> _JOB_: Check each line for the word "exam" and report how many have it. Give nothing else.

— Begin PROVIDED ENTRIES —

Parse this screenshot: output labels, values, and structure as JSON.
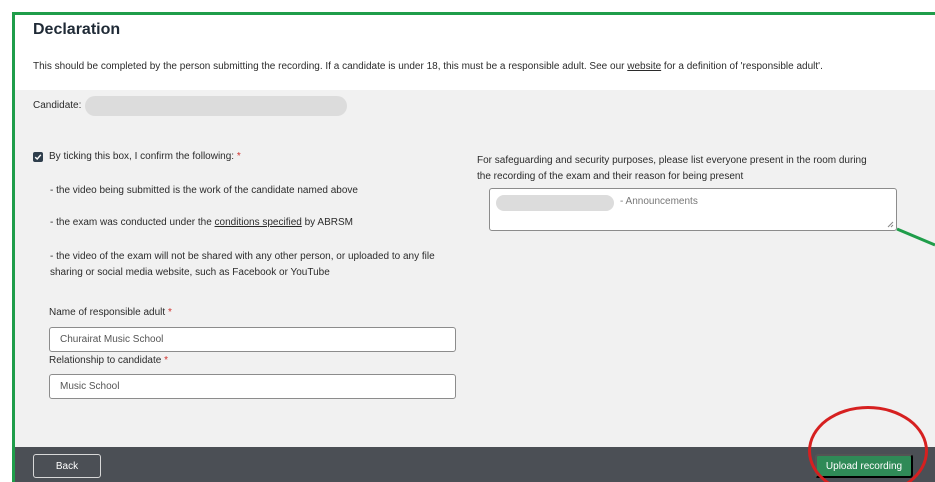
{
  "colors": {
    "frame": "#1f9d4a",
    "panel": "#f1f1f1",
    "footer": "#4b4f55",
    "upload_button": "#2f8a57",
    "required": "#d0312d",
    "annotation_circle": "#d62020"
  },
  "declaration": {
    "title": "Declaration",
    "intro_before_link": "This should be completed by the person submitting the recording. If a candidate is under 18, this must be a responsible adult. See our ",
    "intro_link": "website",
    "intro_after_link": " for a definition of 'responsible adult'."
  },
  "candidate": {
    "label": "Candidate:"
  },
  "confirm": {
    "checked": true,
    "label": "By ticking this box, I confirm the following:",
    "required_mark": "*",
    "bullet_1": "- the video being submitted is the work of the candidate named above",
    "bullet_2_before": "- the exam was conducted under the ",
    "bullet_2_link": "conditions specified",
    "bullet_2_after": " by ABRSM",
    "bullet_3_line1": "- the video of the exam will not be shared with any other person, or uploaded to any file",
    "bullet_3_line2": "sharing or social media website, such as Facebook or YouTube"
  },
  "responsible_adult": {
    "label": "Name of responsible adult",
    "required_mark": "*",
    "value": "Churairat Music School"
  },
  "relationship": {
    "label": "Relationship to candidate",
    "required_mark": "*",
    "value": "Music School"
  },
  "safeguarding": {
    "prompt_line1": "For safeguarding and security purposes, please list everyone present in the room during",
    "prompt_line2": "the recording of the exam and their reason for being present",
    "value_suffix": "- Announcements"
  },
  "footer": {
    "back_label": "Back",
    "upload_label": "Upload recording"
  }
}
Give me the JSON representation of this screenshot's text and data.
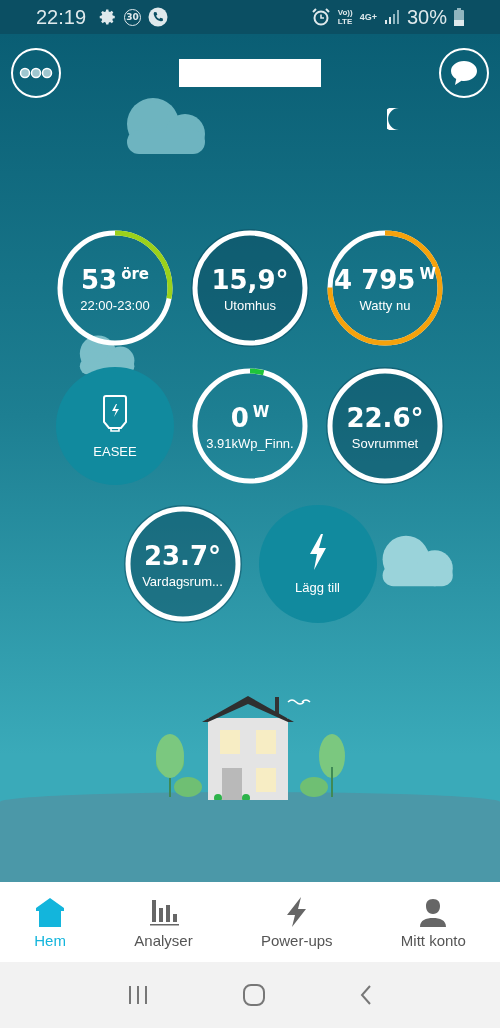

— End PROVIDED ENTRIES —

> _RESULT OF THIS EXERCISE_: 3